- _WHAT YOU HAVE TO DO_: List all lines of the data containing the word "added".

- _DATA TO USE_:

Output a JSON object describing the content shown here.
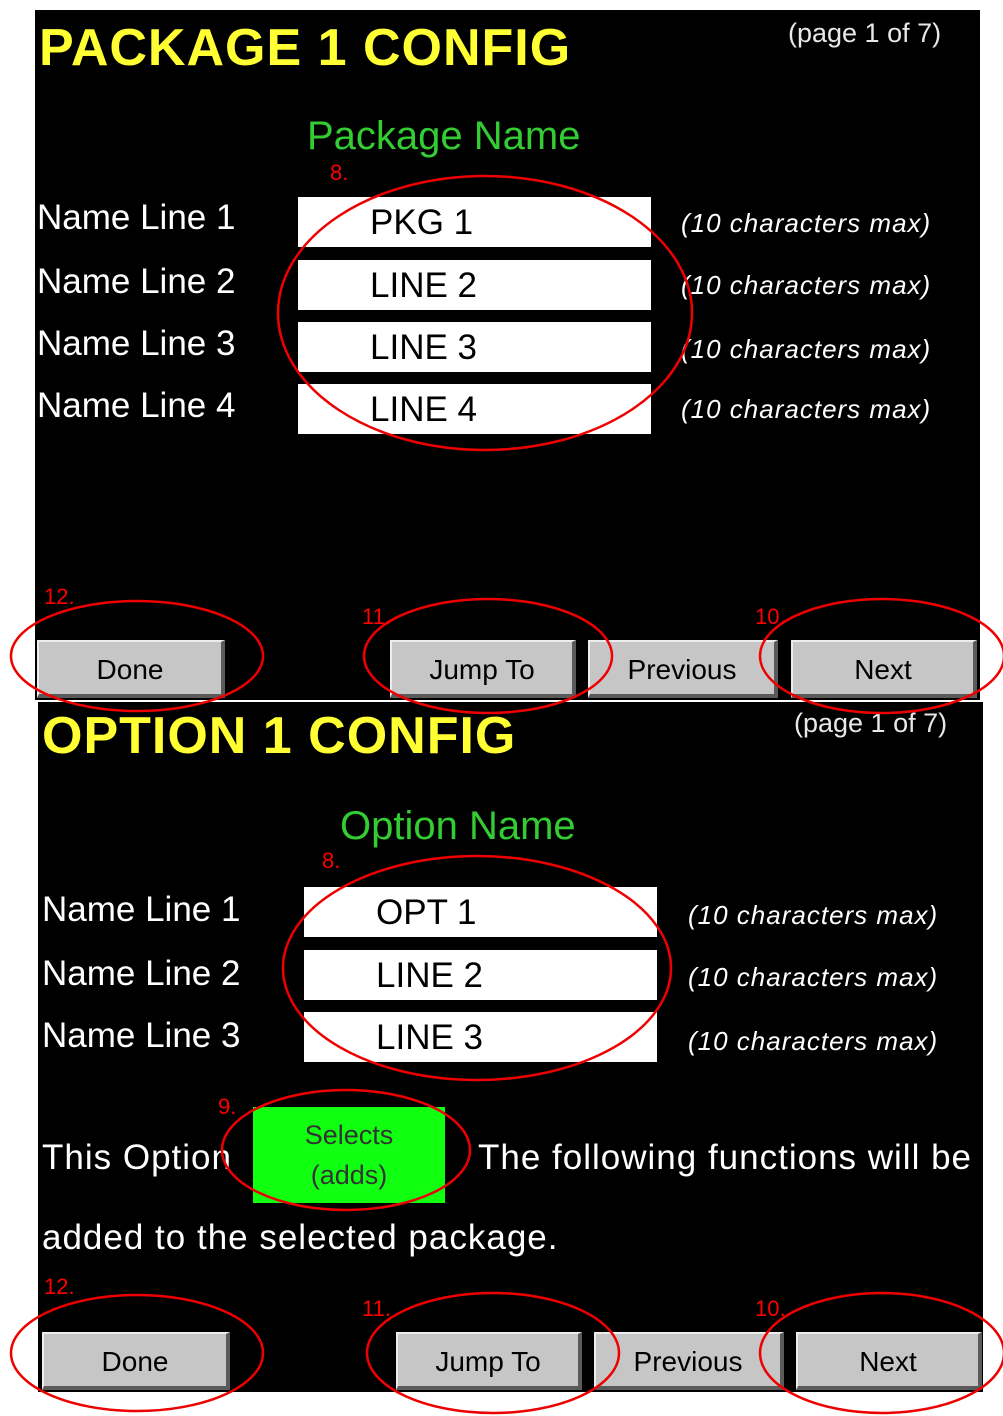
{
  "package_panel": {
    "title": "PACKAGE 1 CONFIG",
    "page_indicator": "(page 1 of 7)",
    "section_heading": "Package Name",
    "rows": [
      {
        "label": "Name Line 1",
        "value": "PKG 1",
        "hint": "(10 characters max)"
      },
      {
        "label": "Name Line 2",
        "value": "LINE 2",
        "hint": "(10 characters max)"
      },
      {
        "label": "Name Line 3",
        "value": "LINE 3",
        "hint": "(10 characters max)"
      },
      {
        "label": "Name Line 4",
        "value": "LINE 4",
        "hint": "(10 characters max)"
      }
    ],
    "buttons": {
      "done": "Done",
      "jump_to": "Jump To",
      "previous": "Previous",
      "next": "Next"
    }
  },
  "option_panel": {
    "title": "OPTION 1 CONFIG",
    "page_indicator": "(page 1 of 7)",
    "section_heading": "Option Name",
    "rows": [
      {
        "label": "Name Line 1",
        "value": "OPT 1",
        "hint": "(10 characters max)"
      },
      {
        "label": "Name Line 2",
        "value": "LINE 2",
        "hint": "(10 characters max)"
      },
      {
        "label": "Name Line 3",
        "value": "LINE 3",
        "hint": "(10 characters max)"
      }
    ],
    "option_prefix": "This Option",
    "mode_button_line1": "Selects",
    "mode_button_line2": "(adds)",
    "option_suffix": "The following functions will be",
    "option_suffix_line2": "added to the selected package.",
    "buttons": {
      "done": "Done",
      "jump_to": "Jump To",
      "previous": "Previous",
      "next": "Next"
    }
  },
  "callouts": {
    "name_fields": "8.",
    "mode_button": "9.",
    "next": "10.",
    "jump_to": "11.",
    "done": "12."
  },
  "colors": {
    "title": "#ffff33",
    "heading": "#33cc33",
    "mode_button": "#11ff11",
    "callout": "#ff0000"
  }
}
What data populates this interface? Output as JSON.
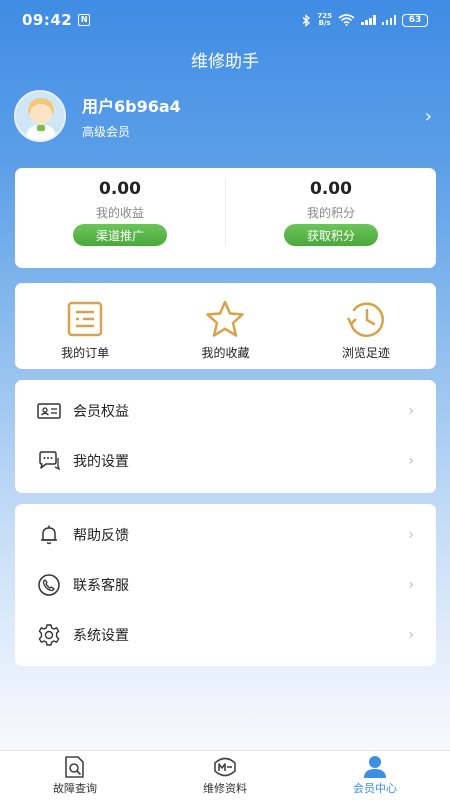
{
  "status_bar": {
    "time": "09:42",
    "net_speed_value": "725",
    "net_speed_unit": "B/s",
    "battery": "63"
  },
  "app_title": "维修助手",
  "profile": {
    "username": "用户6b96a4",
    "level": "高级会员"
  },
  "stats": [
    {
      "value": "0.00",
      "label": "我的收益",
      "button": "渠道推广"
    },
    {
      "value": "0.00",
      "label": "我的积分",
      "button": "获取积分"
    }
  ],
  "quick_actions": [
    {
      "label": "我的订单",
      "icon": "order-list-icon"
    },
    {
      "label": "我的收藏",
      "icon": "star-icon"
    },
    {
      "label": "浏览足迹",
      "icon": "history-clock-icon"
    }
  ],
  "menu_group_1": [
    {
      "label": "会员权益",
      "icon": "id-card-icon"
    },
    {
      "label": "我的设置",
      "icon": "chat-bubbles-icon"
    }
  ],
  "menu_group_2": [
    {
      "label": "帮助反馈",
      "icon": "bell-icon"
    },
    {
      "label": "联系客服",
      "icon": "phone-icon"
    },
    {
      "label": "系统设置",
      "icon": "gear-icon"
    }
  ],
  "bottom_nav": [
    {
      "label": "故障查询",
      "icon": "document-search-icon",
      "active": false
    },
    {
      "label": "维修资料",
      "icon": "wrench-badge-icon",
      "active": false
    },
    {
      "label": "会员中心",
      "icon": "user-icon",
      "active": true
    }
  ],
  "colors": {
    "accent": "#3d8fe3",
    "green_button": "#4aa83b",
    "gold_icon": "#d9a24a"
  }
}
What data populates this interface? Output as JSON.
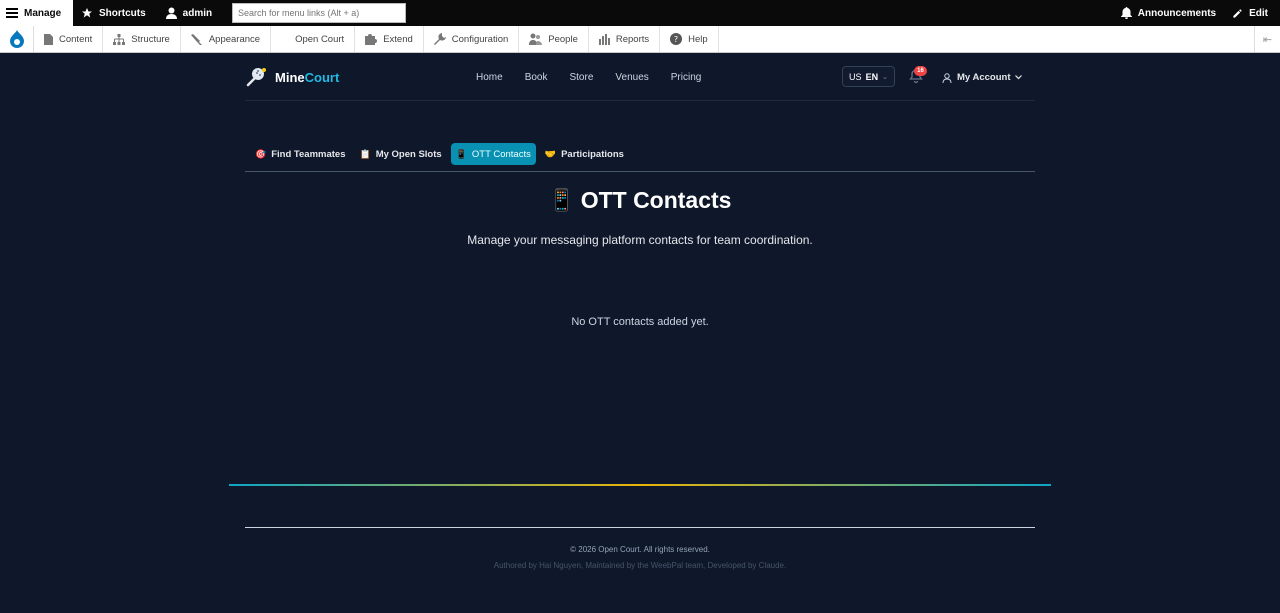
{
  "admin_toolbar": {
    "manage": "Manage",
    "shortcuts": "Shortcuts",
    "user": "admin",
    "search_placeholder": "Search for menu links (Alt + a)",
    "announcements": "Announcements",
    "edit": "Edit"
  },
  "tray": {
    "items": [
      "Content",
      "Structure",
      "Appearance",
      "Open Court",
      "Extend",
      "Configuration",
      "People",
      "Reports",
      "Help"
    ]
  },
  "site": {
    "logo_part1": "Mine",
    "logo_part2": "Court",
    "nav": [
      "Home",
      "Book",
      "Store",
      "Venues",
      "Pricing"
    ],
    "lang_flag": "US",
    "lang_code": "EN",
    "notification_count": "16",
    "account_label": "My Account"
  },
  "tabs": [
    {
      "icon": "🎯",
      "label": "Find Teammates"
    },
    {
      "icon": "📋",
      "label": "My Open Slots"
    },
    {
      "icon": "📱",
      "label": "OTT Contacts"
    },
    {
      "icon": "🤝",
      "label": "Participations"
    }
  ],
  "page": {
    "title_icon": "📱",
    "title": "OTT Contacts",
    "subtitle": "Manage your messaging platform contacts for team coordination.",
    "empty_message": "No OTT contacts added yet."
  },
  "footer": {
    "copyright": "© 2026 Open Court. All rights reserved.",
    "authored": "Authored by Hai Nguyen, Maintained by the WeebPal team, Developed by Claude."
  },
  "colors": {
    "background": "#0f172a",
    "accent": "#0891b2",
    "brand_court": "#22b8e0",
    "badge": "#ef4444"
  }
}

- _TASK OUTPUT_:
    "option_suffix_line2": "added to the selected package.",
    "empty_message": "No OTT contacts added yet."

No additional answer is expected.